------ DATASET RECORDS
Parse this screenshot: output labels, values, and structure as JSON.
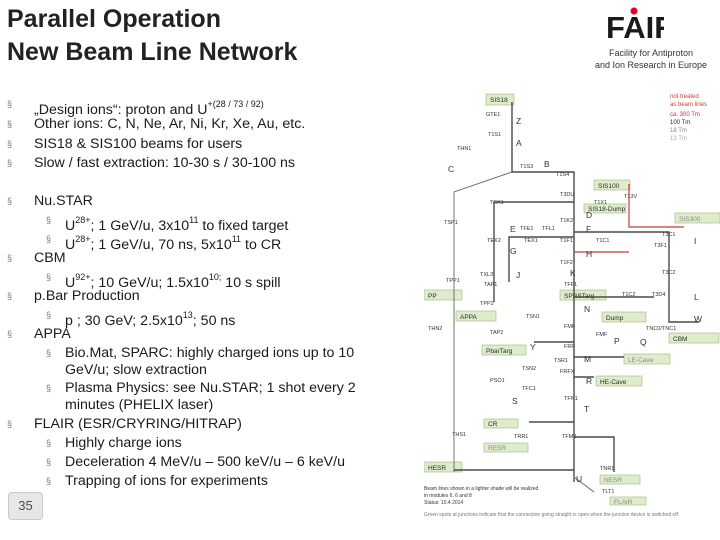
{
  "title": {
    "line1": "Parallel Operation",
    "line2": "New Beam Line Network"
  },
  "logo": {
    "text": "FAIR",
    "caption1": "Facility for Antiproton",
    "caption2": "and Ion Research in Europe"
  },
  "bullets": {
    "b1_a": "„Design ions“: proton and U",
    "b1_sup": "+(28 / 73 / 92)",
    "b2": "Other ions: C, N, Ne, Ar, Ni, Kr, Xe, Au, etc.",
    "b3": "SIS18 & SIS100 beams for users",
    "b4": "Slow / fast extraction: 10-30 s / 30-100 ns",
    "b5": "Nu.STAR",
    "s1_a": "U",
    "s1_sup": "28+",
    "s1_b": "; 1 GeV/u, 3x10",
    "s1_sup2": "11",
    "s1_c": " to fixed target",
    "s2_a": "U",
    "s2_sup": "28+",
    "s2_b": "; 1 GeV/u, 70 ns, 5x10",
    "s2_sup2": "11",
    "s2_c": " to CR",
    "b6": "CBM",
    "s3_a": "U",
    "s3_sup": "92+",
    "s3_b": "; 10 GeV/u; 1.5x10",
    "s3_sup2": "10;",
    "s3_c": " 10 s spill",
    "b7": "p.Bar Production",
    "s4_a": "p ; 30 GeV; 2.5x10",
    "s4_sup": "13",
    "s4_b": "; 50 ns",
    "b8": "APPA",
    "s5_l1": "Bio.Mat, SPARC: highly charged ions up to 10",
    "s5_l2": "GeV/u; slow extraction",
    "s6_l1": "Plasma Physics: see Nu.STAR; 1 shot every 2",
    "s6_l2": "minutes (PHELIX laser)",
    "b9": "FLAIR (ESR/CRYRING/HITRAP)",
    "s7": "Highly charge ions",
    "s8": "Deceleration 4 MeV/u – 500 keV/u – 6 keV/u",
    "s9": "Trapping of ions for experiments",
    "marker": "§"
  },
  "page_number": "35",
  "diagram": {
    "legend": {
      "l1": "not treated",
      "l2": "as beam lines",
      "l3": "ca. 300 Tm",
      "l4": "100 Tm",
      "l5": "18 Tm",
      "l6": "13 Tm"
    },
    "boxes": {
      "sis18": "SIS18",
      "sis100": "SIS100",
      "sis18dump": "SIS18-Dump",
      "sis300": "SIS300",
      "pp": "PP",
      "appa": "APPA",
      "sprstarg": "SPRSTarg",
      "dump": "Dump",
      "cbm": "CBM",
      "pbartarg": "PbarTarg",
      "lecave": "LE-Cave",
      "hecave": "HE-Cave",
      "cr": "CR",
      "resr": "RESR",
      "hesr": "HESR",
      "nesr": "NESR",
      "flair": "FLAIR"
    },
    "letters": {
      "z": "Z",
      "a": "A",
      "b": "B",
      "c": "C",
      "d": "D",
      "e": "E",
      "f": "F",
      "g": "G",
      "h": "H",
      "i": "I",
      "j": "J",
      "k": "K",
      "l": "L",
      "n": "N",
      "w": "W",
      "p": "P",
      "q": "Q",
      "m": "M",
      "r": "R",
      "s": "S",
      "t": "T",
      "u": "U",
      "x": "X",
      "y": "Y"
    },
    "nodes": {
      "gte1": "GTE1",
      "t1s1": "T1S1",
      "thn1": "THN1",
      "t1s3": "T1S3",
      "t1s4": "T1S4",
      "t3du": "T3DU",
      "tsx1": "TSX1",
      "t1x1": "T1X1",
      "t1k2": "T1K2",
      "t13v": "T13V",
      "tsp1": "TSP1",
      "tfe1": "TFE1",
      "tfl1": "TFL1",
      "t3c1": "T3C1",
      "t3f1": "T3F1",
      "tex2": "TEX2",
      "tex1": "TEX1",
      "t1f1": "T1F1",
      "t1c1": "T1C1",
      "t1f2": "T1F2",
      "t3c2": "T3C2",
      "txl3": "TXL3",
      "tpp1": "TPP1",
      "tap1": "TAP1",
      "tff1": "TFF1",
      "t1c2": "T1C2",
      "t3d4": "T3D4",
      "tpp2": "TPP2",
      "tsn1": "TSN1",
      "tnc": "TNC0/TNC1",
      "thn2": "THN2",
      "tap2": "TAP2",
      "fmf": "FMF",
      "fmf2": "FMF",
      "frf": "FRF",
      "tsr1": "TSR1",
      "tsn2": "TSN2",
      "frfx": "FRFX",
      "pso1": "PSO1",
      "tfc1": "TFC1",
      "tfn1": "TFN1",
      "ths1": "THS1",
      "trr1": "TRR1",
      "tfm2": "TFM2",
      "tnr1": "TNR1",
      "tlt1": "TLT1"
    },
    "note1": "Beam lines shown in a lighter shade will be realized",
    "note2": "in modules 6, 6 and 8",
    "note3": "Status: 10.4.2014",
    "footnote": "Green spots at junctions indicate that the connection going straight is open when the junction device is switched off."
  }
}
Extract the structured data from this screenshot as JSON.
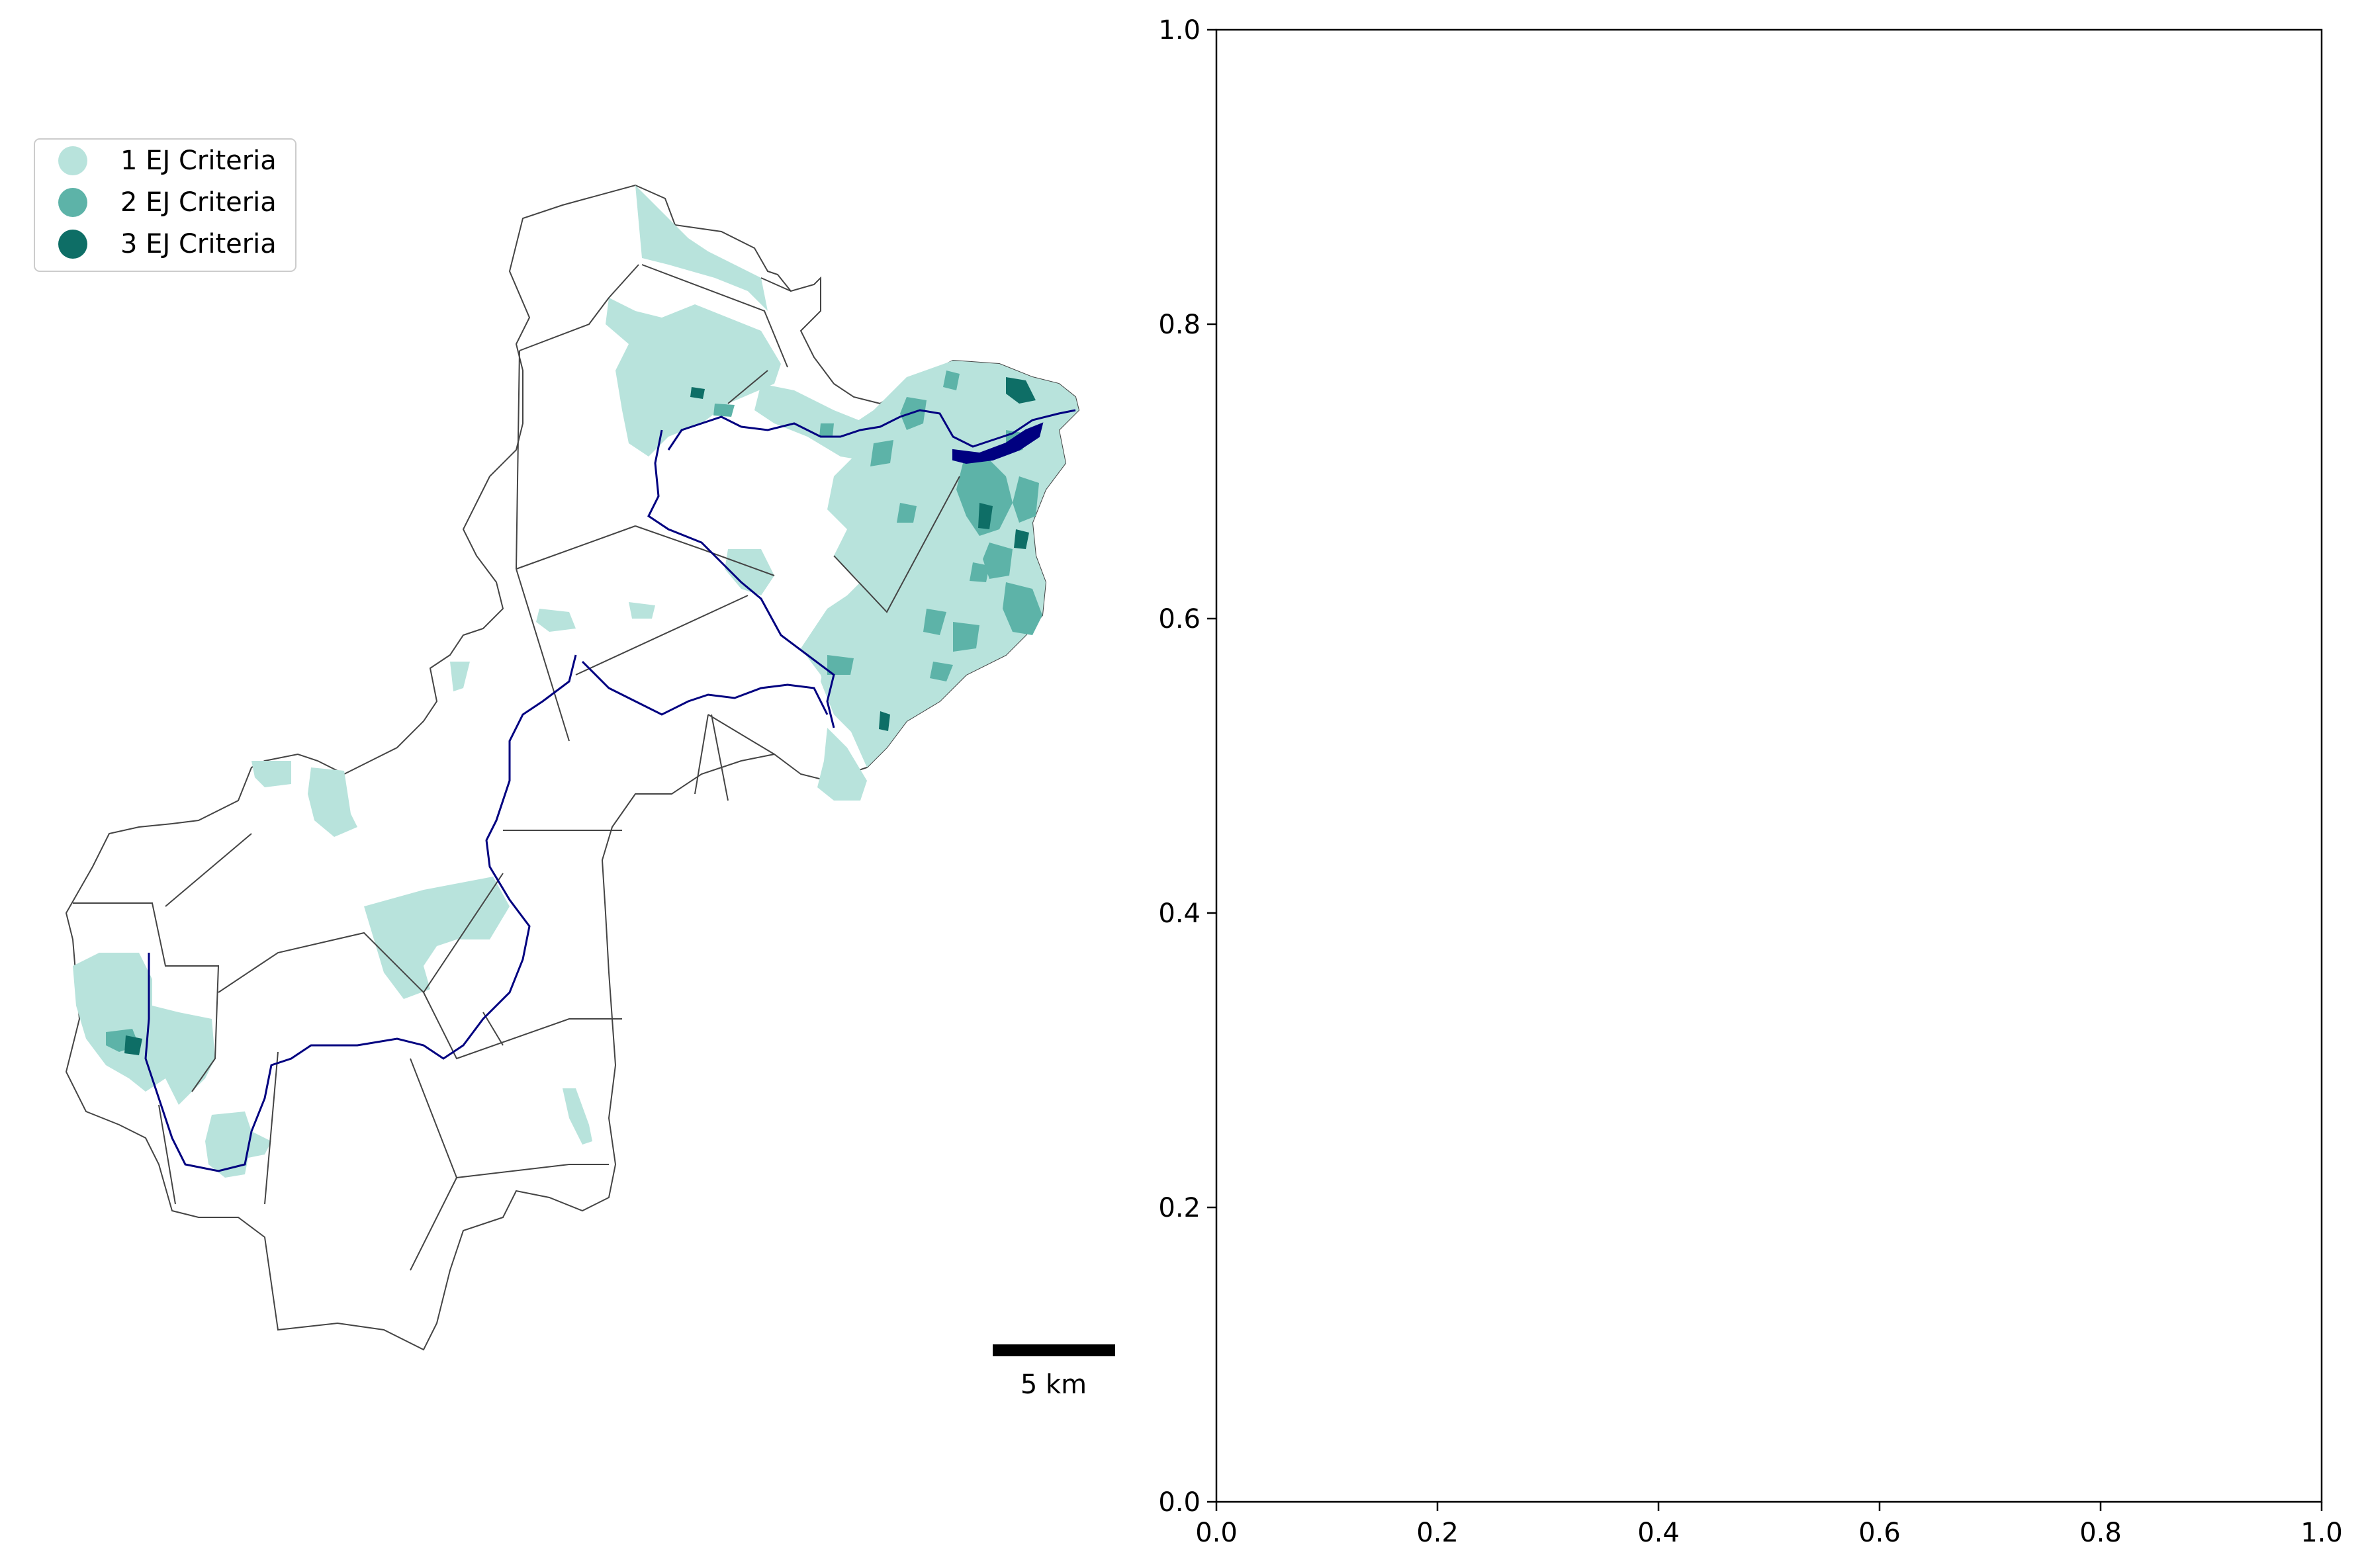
{
  "legend": {
    "items": [
      {
        "label": "1 EJ Criteria",
        "color": "#b8e3dc"
      },
      {
        "label": "2 EJ Criteria",
        "color": "#5db3a8"
      },
      {
        "label": "3 EJ Criteria",
        "color": "#0e6e66"
      }
    ]
  },
  "scale_bar": {
    "label": "5 km"
  },
  "colors": {
    "boundary": "#444444",
    "river": "#000080",
    "level1": "#b8e3dc",
    "level2": "#5db3a8",
    "level3": "#0e6e66"
  },
  "chart_data": {
    "type": "scatter",
    "series": [],
    "xlim": [
      0.0,
      1.0
    ],
    "ylim": [
      0.0,
      1.0
    ],
    "x_ticks": [
      "0.0",
      "0.2",
      "0.4",
      "0.6",
      "0.8",
      "1.0"
    ],
    "y_ticks": [
      "0.0",
      "0.2",
      "0.4",
      "0.6",
      "0.8",
      "1.0"
    ],
    "grid": false
  }
}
------------
= JOB =
Keep the pictures out of the copy and write out the data exactly as it stands.

= TASK OUTPUT =
Parse this screenshot: output labels, values, and structure as JSON.
{
  "title": {
    "line1": "Parallel Operation",
    "line2": "New Beam Line Network"
  },
  "logo": {
    "text": "FAIR",
    "caption1": "Facility for Antiproton",
    "caption2": "and Ion Research in Europe"
  },
  "bullets": {
    "b1_a": "„Design ions“: proton and U",
    "b1_sup": "+(28 / 73 / 92)",
    "b2": "Other ions: C, N, Ne, Ar, Ni, Kr, Xe, Au, etc.",
    "b3": "SIS18 & SIS100 beams for users",
    "b4": "Slow / fast extraction: 10-30 s / 30-100 ns",
    "b5": "Nu.STAR",
    "s1_a": "U",
    "s1_sup": "28+",
    "s1_b": "; 1 GeV/u, 3x10",
    "s1_sup2": "11",
    "s1_c": " to fixed target",
    "s2_a": "U",
    "s2_sup": "28+",
    "s2_b": "; 1 GeV/u, 70 ns, 5x10",
    "s2_sup2": "11",
    "s2_c": " to CR",
    "b6": "CBM",
    "s3_a": "U",
    "s3_sup": "92+",
    "s3_b": "; 10 GeV/u; 1.5x10",
    "s3_sup2": "10;",
    "s3_c": " 10 s spill",
    "b7": "p.Bar Production",
    "s4_a": "p ; 30 GeV; 2.5x10",
    "s4_sup": "13",
    "s4_b": "; 50 ns",
    "b8": "APPA",
    "s5_l1": "Bio.Mat, SPARC: highly charged ions up to 10",
    "s5_l2": "GeV/u; slow extraction",
    "s6_l1": "Plasma Physics: see Nu.STAR; 1 shot every 2",
    "s6_l2": "minutes (PHELIX laser)",
    "b9": "FLAIR (ESR/CRYRING/HITRAP)",
    "s7": "Highly charge ions",
    "s8": "Deceleration 4 MeV/u – 500 keV/u – 6 keV/u",
    "s9": "Trapping of ions for experiments",
    "marker": "§"
  },
  "page_number": "35",
  "diagram": {
    "legend": {
      "l1": "not treated",
      "l2": "as beam lines",
      "l3": "ca. 300 Tm",
      "l4": "100 Tm",
      "l5": "18 Tm",
      "l6": "13 Tm"
    },
    "boxes": {
      "sis18": "SIS18",
      "sis100": "SIS100",
      "sis18dump": "SIS18-Dump",
      "sis300": "SIS300",
      "pp": "PP",
      "appa": "APPA",
      "sprstarg": "SPRSTarg",
      "dump": "Dump",
      "cbm": "CBM",
      "pbartarg": "PbarTarg",
      "lecave": "LE-Cave",
      "hecave": "HE-Cave",
      "cr": "CR",
      "resr": "RESR",
      "hesr": "HESR",
      "nesr": "NESR",
      "flair": "FLAIR"
    },
    "letters": {
      "z": "Z",
      "a": "A",
      "b": "B",
      "c": "C",
      "d": "D",
      "e": "E",
      "f": "F",
      "g": "G",
      "h": "H",
      "i": "I",
      "j": "J",
      "k": "K",
      "l": "L",
      "n": "N",
      "w": "W",
      "p": "P",
      "q": "Q",
      "m": "M",
      "r": "R",
      "s": "S",
      "t": "T",
      "u": "U",
      "x": "X",
      "y": "Y"
    },
    "nodes": {
      "gte1": "GTE1",
      "t1s1": "T1S1",
      "thn1": "THN1",
      "t1s3": "T1S3",
      "t1s4": "T1S4",
      "t3du": "T3DU",
      "tsx1": "TSX1",
      "t1x1": "T1X1",
      "t1k2": "T1K2",
      "t13v": "T13V",
      "tsp1": "TSP1",
      "tfe1": "TFE1",
      "tfl1": "TFL1",
      "t3c1": "T3C1",
      "t3f1": "T3F1",
      "tex2": "TEX2",
      "tex1": "TEX1",
      "t1f1": "T1F1",
      "t1c1": "T1C1",
      "t1f2": "T1F2",
      "t3c2": "T3C2",
      "txl3": "TXL3",
      "tpp1": "TPP1",
      "tap1": "TAP1",
      "tff1": "TFF1",
      "t1c2": "T1C2",
      "t3d4": "T3D4",
      "tpp2": "TPP2",
      "tsn1": "TSN1",
      "tnc": "TNC0/TNC1",
      "thn2": "THN2",
      "tap2": "TAP2",
      "fmf": "FMF",
      "fmf2": "FMF",
      "frf": "FRF",
      "tsr1": "TSR1",
      "tsn2": "TSN2",
      "frfx": "FRFX",
      "pso1": "PSO1",
      "tfc1": "TFC1",
      "tfn1": "TFN1",
      "ths1": "THS1",
      "trr1": "TRR1",
      "tfm2": "TFM2",
      "tnr1": "TNR1",
      "tlt1": "TLT1"
    },
    "note1": "Beam lines shown in a lighter shade will be realized",
    "note2": "in modules 6, 6 and 8",
    "note3": "Status: 10.4.2014",
    "footnote": "Green spots at junctions indicate that the connection going straight is open when the junction device is switched off."
  }
}
Extract the structured data from this screenshot as JSON.
{
  "legend": {
    "items": [
      {
        "label": "1 EJ Criteria",
        "color": "#b8e3dc"
      },
      {
        "label": "2 EJ Criteria",
        "color": "#5db3a8"
      },
      {
        "label": "3 EJ Criteria",
        "color": "#0e6e66"
      }
    ]
  },
  "scale_bar": {
    "label": "5 km"
  },
  "colors": {
    "boundary": "#444444",
    "river": "#000080",
    "level1": "#b8e3dc",
    "level2": "#5db3a8",
    "level3": "#0e6e66"
  },
  "chart_data": {
    "type": "scatter",
    "series": [],
    "xlim": [
      0.0,
      1.0
    ],
    "ylim": [
      0.0,
      1.0
    ],
    "x_ticks": [
      "0.0",
      "0.2",
      "0.4",
      "0.6",
      "0.8",
      "1.0"
    ],
    "y_ticks": [
      "0.0",
      "0.2",
      "0.4",
      "0.6",
      "0.8",
      "1.0"
    ],
    "grid": false
  }
}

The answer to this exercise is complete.